-- Begin Available records --
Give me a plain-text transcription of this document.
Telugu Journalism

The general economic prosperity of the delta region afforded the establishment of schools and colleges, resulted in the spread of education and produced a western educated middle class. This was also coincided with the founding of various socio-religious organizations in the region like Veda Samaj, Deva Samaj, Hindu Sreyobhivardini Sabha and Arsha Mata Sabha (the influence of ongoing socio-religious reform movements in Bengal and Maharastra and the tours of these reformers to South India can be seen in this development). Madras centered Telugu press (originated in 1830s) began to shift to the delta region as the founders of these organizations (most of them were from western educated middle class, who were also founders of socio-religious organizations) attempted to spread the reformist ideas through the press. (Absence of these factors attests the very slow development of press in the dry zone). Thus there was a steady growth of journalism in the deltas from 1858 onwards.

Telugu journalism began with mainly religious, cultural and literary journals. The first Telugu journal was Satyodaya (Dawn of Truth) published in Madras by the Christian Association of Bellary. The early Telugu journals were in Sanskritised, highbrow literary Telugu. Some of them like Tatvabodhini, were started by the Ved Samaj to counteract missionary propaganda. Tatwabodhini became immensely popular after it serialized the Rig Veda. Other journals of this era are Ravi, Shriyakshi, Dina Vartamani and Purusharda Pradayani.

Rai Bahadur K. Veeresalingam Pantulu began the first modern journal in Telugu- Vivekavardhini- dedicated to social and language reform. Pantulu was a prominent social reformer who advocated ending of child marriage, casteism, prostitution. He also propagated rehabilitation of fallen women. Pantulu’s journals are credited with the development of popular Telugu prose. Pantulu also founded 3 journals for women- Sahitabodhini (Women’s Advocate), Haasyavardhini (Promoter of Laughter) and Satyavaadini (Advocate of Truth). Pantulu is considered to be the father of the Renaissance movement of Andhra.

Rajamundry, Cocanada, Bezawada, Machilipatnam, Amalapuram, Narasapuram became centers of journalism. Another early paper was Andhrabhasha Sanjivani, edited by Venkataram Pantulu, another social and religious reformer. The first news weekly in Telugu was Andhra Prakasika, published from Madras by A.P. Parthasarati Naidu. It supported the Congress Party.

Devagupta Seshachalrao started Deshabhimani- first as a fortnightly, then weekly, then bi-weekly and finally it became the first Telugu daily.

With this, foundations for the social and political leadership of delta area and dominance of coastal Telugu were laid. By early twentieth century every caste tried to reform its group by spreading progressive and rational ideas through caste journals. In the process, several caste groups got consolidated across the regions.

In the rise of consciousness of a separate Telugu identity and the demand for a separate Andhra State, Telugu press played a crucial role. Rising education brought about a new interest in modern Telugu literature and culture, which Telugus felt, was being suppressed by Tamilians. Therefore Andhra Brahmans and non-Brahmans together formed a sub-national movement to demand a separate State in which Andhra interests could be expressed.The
-- End Available records --
Goal:
Check all the records above and select each line where the string "through" is found.

Answer for the task:
The general economic prosperity of the delta region afforded the establishment of schools and colleges, resulted in the spread of education and produced a western educated middle class. This was also coincided with the founding of various socio-religious organizations in the region like Veda Samaj, Deva Samaj, Hindu Sreyobhivardini Sabha and Arsha Mata Sabha (the influence of ongoing socio-religious reform movements in Bengal and Maharastra and the tours of these reformers to South India can be seen in this development). Madras centered Telugu press (originated in 1830s) began to shift to the delta region as the founders of these organizations (most of them were from western educated middle class, who were also founders of socio-religious organizations) attempted to spread the reformist ideas through the press. (Absence of these factors attests the very slow development of press in the dry zone). Thus there was a steady growth of journalism in the deltas from 1858 onwards.
With this, foundations for the social and political leadership of delta area and dominance of coastal Telugu were laid. By early twentieth century every caste tried to reform its group by spreading progressive and rational ideas through caste journals. In the process, several caste groups got consolidated across the regions.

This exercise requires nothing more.